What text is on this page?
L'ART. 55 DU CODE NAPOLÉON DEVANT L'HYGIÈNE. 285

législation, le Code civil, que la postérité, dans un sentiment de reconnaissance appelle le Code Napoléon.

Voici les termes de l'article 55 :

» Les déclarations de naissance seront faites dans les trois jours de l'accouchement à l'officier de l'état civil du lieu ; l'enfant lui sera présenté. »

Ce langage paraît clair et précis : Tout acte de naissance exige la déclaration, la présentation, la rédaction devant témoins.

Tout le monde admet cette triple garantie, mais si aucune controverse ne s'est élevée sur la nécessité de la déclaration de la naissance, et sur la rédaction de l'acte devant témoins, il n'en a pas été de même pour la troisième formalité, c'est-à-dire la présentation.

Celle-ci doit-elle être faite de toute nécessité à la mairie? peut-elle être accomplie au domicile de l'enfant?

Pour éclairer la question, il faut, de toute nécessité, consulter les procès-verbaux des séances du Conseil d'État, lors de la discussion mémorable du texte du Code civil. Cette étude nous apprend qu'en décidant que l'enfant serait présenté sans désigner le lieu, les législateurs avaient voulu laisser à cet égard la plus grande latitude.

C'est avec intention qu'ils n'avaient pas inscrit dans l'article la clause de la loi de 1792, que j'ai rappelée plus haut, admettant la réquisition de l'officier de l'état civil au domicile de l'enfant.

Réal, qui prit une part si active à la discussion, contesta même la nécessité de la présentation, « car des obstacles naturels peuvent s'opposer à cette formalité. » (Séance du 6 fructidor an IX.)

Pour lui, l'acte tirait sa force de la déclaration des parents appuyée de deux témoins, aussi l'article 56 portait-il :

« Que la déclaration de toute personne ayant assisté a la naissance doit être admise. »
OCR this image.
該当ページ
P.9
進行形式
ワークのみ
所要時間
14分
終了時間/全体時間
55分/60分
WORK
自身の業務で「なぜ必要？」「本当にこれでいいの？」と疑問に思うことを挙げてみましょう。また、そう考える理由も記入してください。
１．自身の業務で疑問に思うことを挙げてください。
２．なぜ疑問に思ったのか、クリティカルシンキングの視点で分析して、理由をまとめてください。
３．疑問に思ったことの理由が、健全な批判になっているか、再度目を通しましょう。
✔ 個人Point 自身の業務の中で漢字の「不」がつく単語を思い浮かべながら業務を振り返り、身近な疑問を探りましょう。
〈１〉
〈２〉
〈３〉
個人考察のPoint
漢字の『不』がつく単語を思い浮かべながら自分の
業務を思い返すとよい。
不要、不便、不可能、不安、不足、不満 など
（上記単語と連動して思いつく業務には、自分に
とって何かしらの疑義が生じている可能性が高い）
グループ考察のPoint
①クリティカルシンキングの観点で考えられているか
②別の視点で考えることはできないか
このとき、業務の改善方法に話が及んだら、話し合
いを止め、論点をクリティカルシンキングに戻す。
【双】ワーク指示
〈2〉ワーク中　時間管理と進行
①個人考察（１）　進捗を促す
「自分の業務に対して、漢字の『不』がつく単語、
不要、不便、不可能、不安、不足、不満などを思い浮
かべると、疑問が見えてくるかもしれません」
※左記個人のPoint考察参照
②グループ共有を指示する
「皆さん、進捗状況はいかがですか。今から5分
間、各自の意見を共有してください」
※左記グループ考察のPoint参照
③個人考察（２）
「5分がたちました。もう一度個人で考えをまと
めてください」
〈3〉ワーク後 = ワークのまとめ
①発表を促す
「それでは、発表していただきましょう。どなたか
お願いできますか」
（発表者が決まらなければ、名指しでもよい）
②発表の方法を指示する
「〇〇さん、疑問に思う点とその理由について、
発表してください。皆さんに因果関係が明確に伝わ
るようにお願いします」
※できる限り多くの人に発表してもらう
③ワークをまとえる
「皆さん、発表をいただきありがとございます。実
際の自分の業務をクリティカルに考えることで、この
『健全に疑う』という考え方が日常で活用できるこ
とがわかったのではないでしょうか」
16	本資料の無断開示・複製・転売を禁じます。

++++

__SHORT TASK__
Go through the records and print each one exactly.

__EXERCISE RESPONSE__
What text is on this page?
L'ART. 55 DU CODE NAPOLÉON DEVANT L'HYGIÈNE. 285

législation, le Code civil, que la postérité, dans un sentiment de reconnaissance appelle le Code Napoléon.

Voici les termes de l'article 55 :

» Les déclarations de naissance seront faites dans les trois jours de l'accouchement à l'officier de l'état civil du lieu ; l'enfant lui sera présenté. »

Ce langage paraît clair et précis : Tout acte de naissance exige la déclaration, la présentation, la rédaction devant témoins.

Tout le monde admet cette triple garantie, mais si aucune controverse ne s'est élevée sur la nécessité de la déclaration de la naissance, et sur la rédaction de l'acte devant témoins, il n'en a pas été de même pour la troisième formalité, c'est-à-dire la présentation.

Celle-ci doit-elle être faite de toute nécessité à la mairie? peut-elle être accomplie au domicile de l'enfant?

Pour éclairer la question, il faut, de toute nécessité, consulter les procès-verbaux des séances du Conseil d'État, lors de la discussion mémorable du texte du Code civil. Cette étude nous apprend qu'en décidant que l'enfant serait présenté sans désigner le lieu, les législateurs avaient voulu laisser à cet égard la plus grande latitude.

C'est avec intention qu'ils n'avaient pas inscrit dans l'article la clause de la loi de 1792, que j'ai rappelée plus haut, admettant la réquisition de l'officier de l'état civil au domicile de l'enfant.

Réal, qui prit une part si active à la discussion, contesta même la nécessité de la présentation, « car des obstacles naturels peuvent s'opposer à cette formalité. » (Séance du 6 fructidor an IX.)

Pour lui, l'acte tirait sa force de la déclaration des parents appuyée de deux témoins, aussi l'article 56 portait-il :

« Que la déclaration de toute personne ayant assisté a la naissance doit être admise. »
OCR this image.
該当ページ
P.9
進行形式
ワークのみ
所要時間
14分
終了時間/全体時間
55分/60分
WORK
自身の業務で「なぜ必要？」「本当にこれでいいの？」と疑問に思うことを挙げてみましょう。また、そう考える理由も記入してください。
１．自身の業務で疑問に思うことを挙げてください。
２．なぜ疑問に思ったのか、クリティカルシンキングの視点で分析して、理由をまとめてください。
３．疑問に思ったことの理由が、健全な批判になっているか、再度目を通しましょう。
✔ 個人Point 自身の業務の中で漢字の「不」がつく単語を思い浮かべながら業務を振り返り、身近な疑問を探りましょう。
〈１〉
〈２〉
〈３〉
個人考察のPoint
漢字の『不』がつく単語を思い浮かべながら自分の
業務を思い返すとよい。
不要、不便、不可能、不安、不足、不満 など
（上記単語と連動して思いつく業務には、自分に
とって何かしらの疑義が生じている可能性が高い）
グループ考察のPoint
①クリティカルシンキングの観点で考えられているか
②別の視点で考えることはできないか
このとき、業務の改善方法に話が及んだら、話し合
いを止め、論点をクリティカルシンキングに戻す。
【双】ワーク指示
〈2〉ワーク中　時間管理と進行
①個人考察（１）　進捗を促す
「自分の業務に対して、漢字の『不』がつく単語、
不要、不便、不可能、不安、不足、不満などを思い浮
かべると、疑問が見えてくるかもしれません」
※左記個人のPoint考察参照
②グループ共有を指示する
「皆さん、進捗状況はいかがですか。今から5分
間、各自の意見を共有してください」
※左記グループ考察のPoint参照
③個人考察（２）
「5分がたちました。もう一度個人で考えをまと
めてください」
〈3〉ワーク後 = ワークのまとめ
①発表を促す
「それでは、発表していただきましょう。どなたか
お願いできますか」
（発表者が決まらなければ、名指しでもよい）
②発表の方法を指示する
「〇〇さん、疑問に思う点とその理由について、
発表してください。皆さんに因果関係が明確に伝わ
るようにお願いします」
※できる限り多くの人に発表してもらう
③ワークをまとえる
「皆さん、発表をいただきありがとございます。実
際の自分の業務をクリティカルに考えることで、この
『健全に疑う』という考え方が日常で活用できるこ
とがわかったのではないでしょうか」
16	本資料の無断開示・複製・転売を禁じます。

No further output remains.